(Dataset entries)
+++

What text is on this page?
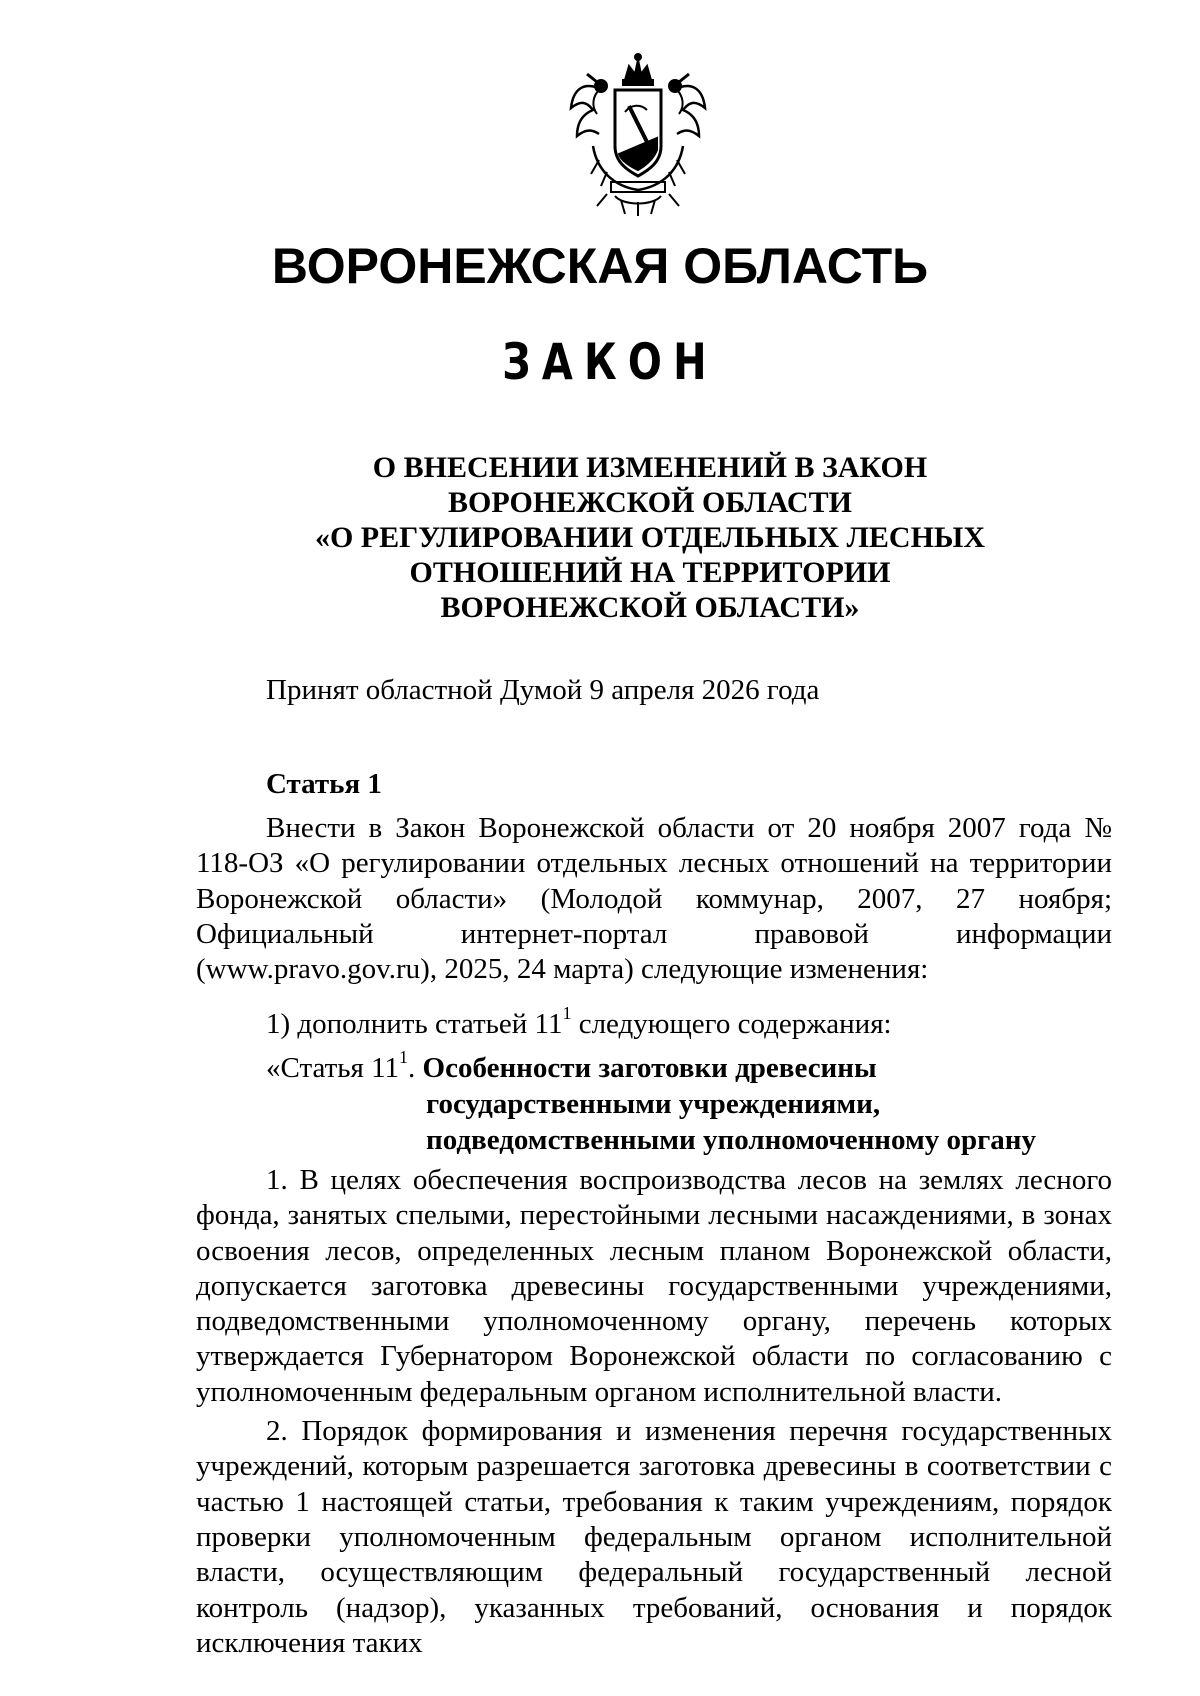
ВОРОНЕЖСКАЯ ОБЛАСТЬ
ЗАКОН
О ВНЕСЕНИИ ИЗМЕНЕНИЙ В ЗАКОН
ВОРОНЕЖСКОЙ ОБЛАСТИ
«О РЕГУЛИРОВАНИИ ОТДЕЛЬНЫХ ЛЕСНЫХ
ОТНОШЕНИЙ НА ТЕРРИТОРИИ
ВОРОНЕЖСКОЙ ОБЛАСТИ»
Принят областной Думой 9 апреля 2026 года
Статья 1

Внести в Закон Воронежской области от 20 ноября 2007 года № 118-ОЗ «О регулировании отдельных лесных отношений на территории Воронежской области» (Молодой коммунар, 2007, 27 ноября; Официальный интернет-портал правовой информации (www.pravo.gov.ru), 2025, 24 марта) следующие изменения:

1) дополнить статьей $11^1$ следующего содержания:

«Статья $11^1$. Особенности заготовки древесины
государственными учреждениями,
подведомственными уполномоченному органу

1. В целях обеспечения воспроизводства лесов на землях лесного фонда, занятых спелыми, перестойными лесными насаждениями, в зонах освоения лесов, определенных лесным планом Воронежской области, допускается заготовка древесины государственными учреждениями, подведомственными уполномоченному органу, перечень которых утверждается Губернатором Воронежской области по согласованию с уполномоченным федеральным органом исполнительной власти.

2. Порядок формирования и изменения перечня государственных учреждений, которым разрешается заготовка древесины в соответствии с частью 1 настоящей статьи, требования к таким учреждениям, порядок проверки уполномоченным федеральным органом исполнительной власти, осуществляющим федеральный государственный лесной контроль (надзор), указанных требований, основания и порядок исключения таких
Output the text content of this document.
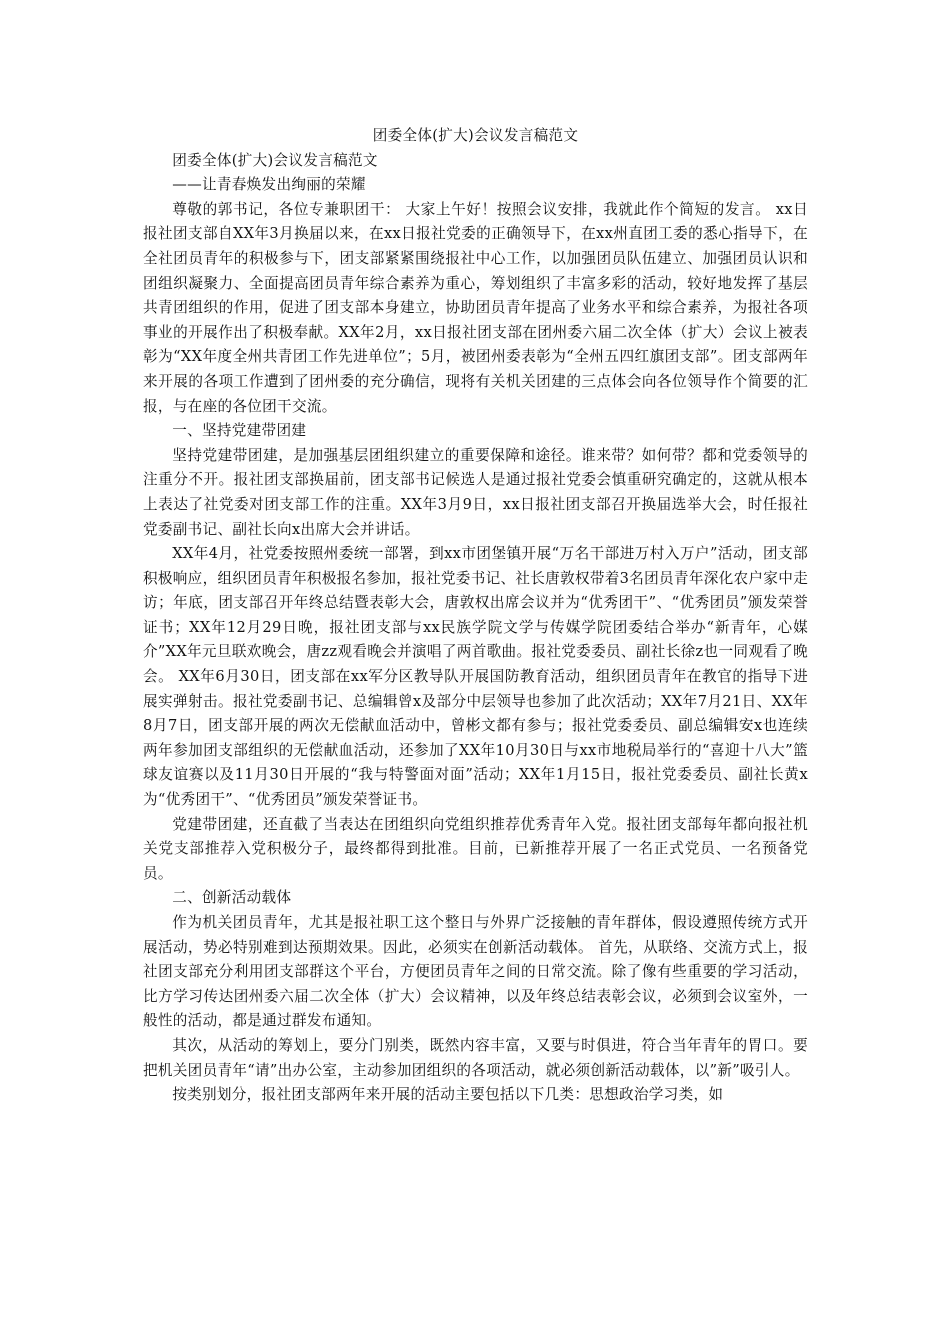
团委全体(扩大)会议发言稿范文

团委全体(扩大)会议发言稿范文

——让青春焕发出绚丽的荣耀

尊敬的郭书记，各位专兼职团干： 大家上午好！按照会议安排，我就此作个简短的发言。 xx日报社团支部自XX年3月换届以来，在xx日报社党委的正确领导下，在xx州直团工委的悉心指导下，在全社团员青年的积极参与下，团支部紧紧围绕报社中心工作，以加强团员队伍建立、加强团员认识和团组织凝聚力、全面提高团员青年综合素养为重心，筹划组织了丰富多彩的活动，较好地发挥了基层共青团组织的作用，促进了团支部本身建立，协助团员青年提高了业务水平和综合素养，为报社各项事业的开展作出了积极奉献。XX年2月，xx日报社团支部在团州委六届二次全体（扩大）会议上被表彰为“XX年度全州共青团工作先进单位”；5月，被团州委表彰为“全州五四红旗团支部”。团支部两年来开展的各项工作遭到了团州委的充分确信，现将有关机关团建的三点体会向各位领导作个简要的汇报，与在座的各位团干交流。

一、坚持党建带团建

坚持党建带团建，是加强基层团组织建立的重要保障和途径。谁来带？如何带？都和党委领导的注重分不开。报社团支部换届前，团支部书记候选人是通过报社党委会慎重研究确定的，这就从根本上表达了社党委对团支部工作的注重。XX年3月9日，xx日报社团支部召开换届选举大会，时任报社党委副书记、副社长向x出席大会并讲话。

XX年4月，社党委按照州委统一部署，到xx市团堡镇开展“万名干部进万村入万户”活动，团支部积极响应，组织团员青年积极报名参加，报社党委书记、社长唐敦权带着3名团员青年深化农户家中走访；年底，团支部召开年终总结暨表彰大会，唐敦权出席会议并为“优秀团干”、“优秀团员”颁发荣誉证书；XX年12月29日晚，报社团支部与xx民族学院文学与传媒学院团委结合举办“新青年，心媒介”XX年元旦联欢晚会，唐zz观看晚会并演唱了两首歌曲。报社党委委员、副社长徐z也一同观看了晚会。 XX年6月30日，团支部在xx军分区教导队开展国防教育活动，组织团员青年在教官的指导下进展实弹射击。报社党委副书记、总编辑曾x及部分中层领导也参加了此次活动；XX年7月21日、XX年8月7日，团支部开展的两次无偿献血活动中，曾彬文都有参与；报社党委委员、副总编辑安x也连续两年参加团支部组织的无偿献血活动，还参加了XX年10月30日与xx市地税局举行的“喜迎十八大”篮球友谊赛以及11月30日开展的“我与特警面对面”活动；XX年1月15日，报社党委委员、副社长黄x为“优秀团干”、“优秀团员”颁发荣誉证书。

党建带团建，还直截了当表达在团组织向党组织推荐优秀青年入党。报社团支部每年都向报社机关党支部推荐入党积极分子，最终都得到批准。目前，已新推荐开展了一名正式党员、一名预备党员。

二、创新活动载体

作为机关团员青年，尤其是报社职工这个整日与外界广泛接触的青年群体，假设遵照传统方式开展活动，势必特别难到达预期效果。因此，必须实在创新活动载体。 首先，从联络、交流方式上，报社团支部充分利用团支部群这个平台，方便团员青年之间的日常交流。除了像有些重要的学习活动，比方学习传达团州委六届二次全体（扩大）会议精神，以及年终总结表彰会议，必须到会议室外，一般性的活动，都是通过群发布通知。

其次，从活动的筹划上，要分门别类，既然内容丰富，又要与时俱进，符合当年青年的胃口。要把机关团员青年“请”出办公室，主动参加团组织的各项活动，就必须创新活动载体，以”新”吸引人。

按类别划分，报社团支部两年来开展的活动主要包括以下几类：思想政治学习类，如
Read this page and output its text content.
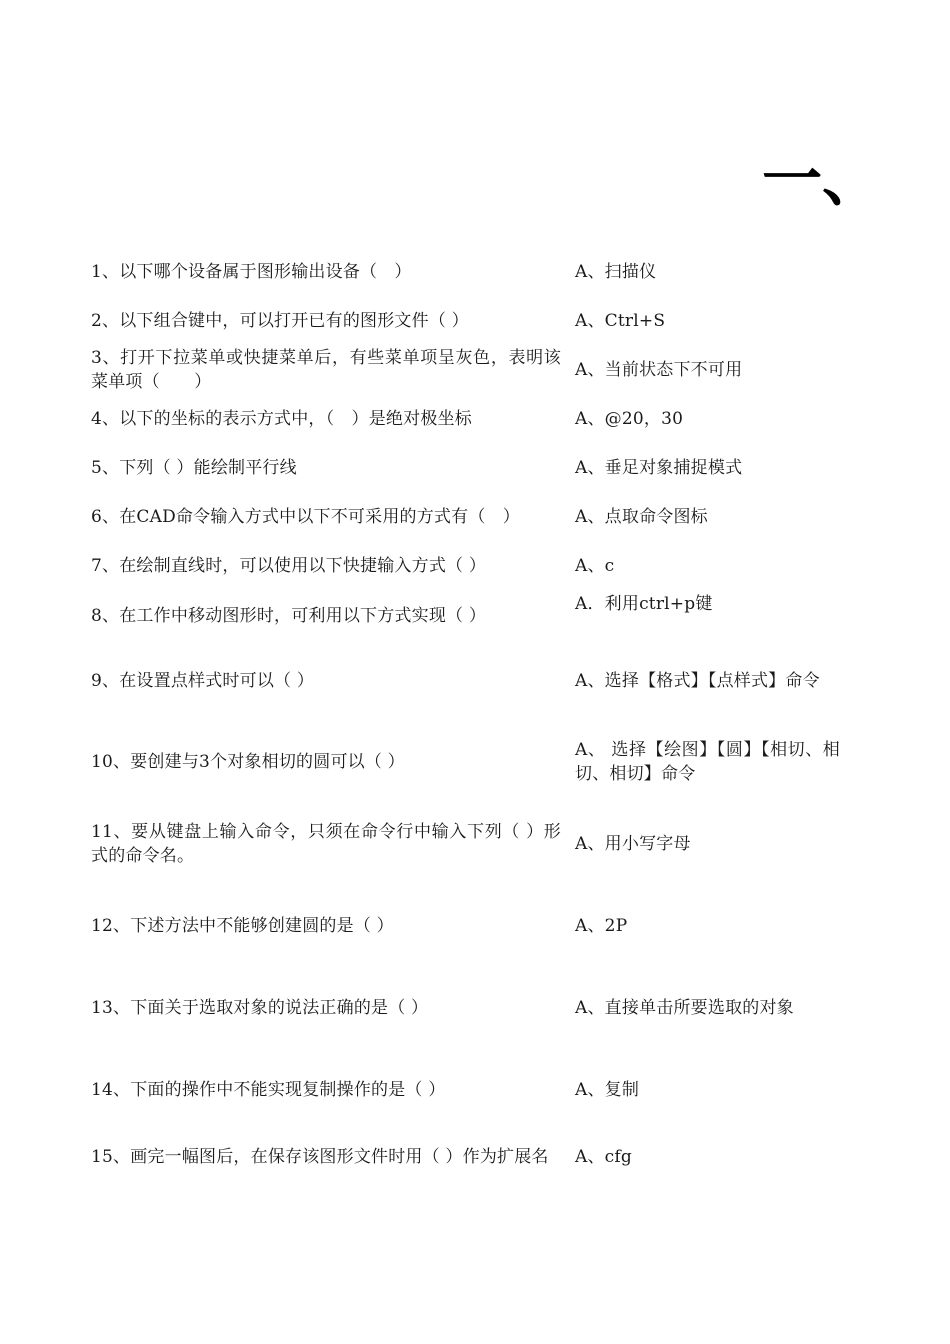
一、
1、以下哪个设备属于图形输出设备（　）	A、扫描仪
2、以下组合键中，可以打开已有的图形文件（ ）	A、Ctrl+S
3、打开下拉菜单或快捷菜单后，有些菜单项呈灰色，表明该菜单项（　　）
A、当前状态下不可用
4、以下的坐标的表示方式中，（　）是绝对极坐标	A、@20，30
5、下列（ ）能绘制平行线	A、垂足对象捕捉模式
6、在CAD命令输入方式中以下不可采用的方式有（　）	A、点取命令图标
7、在绘制直线时，可以使用以下快捷输入方式（ ）	A、c
8、在工作中移动图形时，可利用以下方式实现（ ）
A．利用ctrl+p键
9、在设置点样式时可以（ ）	A、选择【格式】【点样式】命令
10、要创建与3个对象相切的圆可以（ ）
A、 选择【绘图】【圆】【相切、相切、相切】命令
11、要从键盘上输入命令，只须在命令行中输入下列（ ）形式的命令名。
A、用小写字母
12、下述方法中不能够创建圆的是（ ）	A、2P
13、下面关于选取对象的说法正确的是（ ）	A、直接单击所要选取的对象
14、下面的操作中不能实现复制操作的是（ ）	A、复制
15、画完一幅图后，在保存该图形文件时用（ ）作为扩展名 A、cfg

+++

Leave out the pictures and give the rest of the records again exactly.

What text is on this page?
ВОРОНЕЖСКАЯ ОБЛАСТЬ
ЗАКОН
О ВНЕСЕНИИ ИЗМЕНЕНИЙ В ЗАКОН
ВОРОНЕЖСКОЙ ОБЛАСТИ
«О РЕГУЛИРОВАНИИ ОТДЕЛЬНЫХ ЛЕСНЫХ
ОТНОШЕНИЙ НА ТЕРРИТОРИИ
ВОРОНЕЖСКОЙ ОБЛАСТИ»
Принят областной Думой 9 апреля 2026 года
Статья 1

Внести в Закон Воронежской области от 20 ноября 2007 года № 118-ОЗ «О регулировании отдельных лесных отношений на территории Воронежской области» (Молодой коммунар, 2007, 27 ноября; Официальный интернет-портал правовой информации (www.pravo.gov.ru), 2025, 24 марта) следующие изменения:

1) дополнить статьей $11^1$ следующего содержания:

«Статья $11^1$. Особенности заготовки древесины
государственными учреждениями,
подведомственными уполномоченному органу

1. В целях обеспечения воспроизводства лесов на землях лесного фонда, занятых спелыми, перестойными лесными насаждениями, в зонах освоения лесов, определенных лесным планом Воронежской области, допускается заготовка древесины государственными учреждениями, подведомственными уполномоченному органу, перечень которых утверждается Губернатором Воронежской области по согласованию с уполномоченным федеральным органом исполнительной власти.

2. Порядок формирования и изменения перечня государственных учреждений, которым разрешается заготовка древесины в соответствии с частью 1 настоящей статьи, требования к таким учреждениям, порядок проверки уполномоченным федеральным органом исполнительной власти, осуществляющим федеральный государственный лесной контроль (надзор), указанных требований, основания и порядок исключения таких
Output the text content of this document.
团委全体(扩大)会议发言稿范文

团委全体(扩大)会议发言稿范文

——让青春焕发出绚丽的荣耀

尊敬的郭书记，各位专兼职团干： 大家上午好！按照会议安排，我就此作个简短的发言。 xx日报社团支部自XX年3月换届以来，在xx日报社党委的正确领导下，在xx州直团工委的悉心指导下，在全社团员青年的积极参与下，团支部紧紧围绕报社中心工作，以加强团员队伍建立、加强团员认识和团组织凝聚力、全面提高团员青年综合素养为重心，筹划组织了丰富多彩的活动，较好地发挥了基层共青团组织的作用，促进了团支部本身建立，协助团员青年提高了业务水平和综合素养，为报社各项事业的开展作出了积极奉献。XX年2月，xx日报社团支部在团州委六届二次全体（扩大）会议上被表彰为“XX年度全州共青团工作先进单位”；5月，被团州委表彰为“全州五四红旗团支部”。团支部两年来开展的各项工作遭到了团州委的充分确信，现将有关机关团建的三点体会向各位领导作个简要的汇报，与在座的各位团干交流。

一、坚持党建带团建

坚持党建带团建，是加强基层团组织建立的重要保障和途径。谁来带？如何带？都和党委领导的注重分不开。报社团支部换届前，团支部书记候选人是通过报社党委会慎重研究确定的，这就从根本上表达了社党委对团支部工作的注重。XX年3月9日，xx日报社团支部召开换届选举大会，时任报社党委副书记、副社长向x出席大会并讲话。

XX年4月，社党委按照州委统一部署，到xx市团堡镇开展“万名干部进万村入万户”活动，团支部积极响应，组织团员青年积极报名参加，报社党委书记、社长唐敦权带着3名团员青年深化农户家中走访；年底，团支部召开年终总结暨表彰大会，唐敦权出席会议并为“优秀团干”、“优秀团员”颁发荣誉证书；XX年12月29日晚，报社团支部与xx民族学院文学与传媒学院团委结合举办“新青年，心媒介”XX年元旦联欢晚会，唐zz观看晚会并演唱了两首歌曲。报社党委委员、副社长徐z也一同观看了晚会。 XX年6月30日，团支部在xx军分区教导队开展国防教育活动，组织团员青年在教官的指导下进展实弹射击。报社党委副书记、总编辑曾x及部分中层领导也参加了此次活动；XX年7月21日、XX年8月7日，团支部开展的两次无偿献血活动中，曾彬文都有参与；报社党委委员、副总编辑安x也连续两年参加团支部组织的无偿献血活动，还参加了XX年10月30日与xx市地税局举行的“喜迎十八大”篮球友谊赛以及11月30日开展的“我与特警面对面”活动；XX年1月15日，报社党委委员、副社长黄x为“优秀团干”、“优秀团员”颁发荣誉证书。

党建带团建，还直截了当表达在团组织向党组织推荐优秀青年入党。报社团支部每年都向报社机关党支部推荐入党积极分子，最终都得到批准。目前，已新推荐开展了一名正式党员、一名预备党员。

二、创新活动载体

作为机关团员青年，尤其是报社职工这个整日与外界广泛接触的青年群体，假设遵照传统方式开展活动，势必特别难到达预期效果。因此，必须实在创新活动载体。 首先，从联络、交流方式上，报社团支部充分利用团支部群这个平台，方便团员青年之间的日常交流。除了像有些重要的学习活动，比方学习传达团州委六届二次全体（扩大）会议精神，以及年终总结表彰会议，必须到会议室外，一般性的活动，都是通过群发布通知。

其次，从活动的筹划上，要分门别类，既然内容丰富，又要与时俱进，符合当年青年的胃口。要把机关团员青年“请”出办公室，主动参加团组织的各项活动，就必须创新活动载体，以”新”吸引人。

按类别划分，报社团支部两年来开展的活动主要包括以下几类：思想政治学习类，如
Read this page and output its text content.
一、
1、以下哪个设备属于图形输出设备（　）	A、扫描仪
2、以下组合键中，可以打开已有的图形文件（ ）	A、Ctrl+S
3、打开下拉菜单或快捷菜单后，有些菜单项呈灰色，表明该菜单项（　　）
A、当前状态下不可用
4、以下的坐标的表示方式中，（　）是绝对极坐标	A、@20，30
5、下列（ ）能绘制平行线	A、垂足对象捕捉模式
6、在CAD命令输入方式中以下不可采用的方式有（　）	A、点取命令图标
7、在绘制直线时，可以使用以下快捷输入方式（ ）	A、c
8、在工作中移动图形时，可利用以下方式实现（ ）
A．利用ctrl+p键
9、在设置点样式时可以（ ）	A、选择【格式】【点样式】命令
10、要创建与3个对象相切的圆可以（ ）
A、 选择【绘图】【圆】【相切、相切、相切】命令
11、要从键盘上输入命令，只须在命令行中输入下列（ ）形式的命令名。
A、用小写字母
12、下述方法中不能够创建圆的是（ ）	A、2P
13、下面关于选取对象的说法正确的是（ ）	A、直接单击所要选取的对象
14、下面的操作中不能实现复制操作的是（ ）	A、复制
15、画完一幅图后，在保存该图形文件时用（ ）作为扩展名 A、cfg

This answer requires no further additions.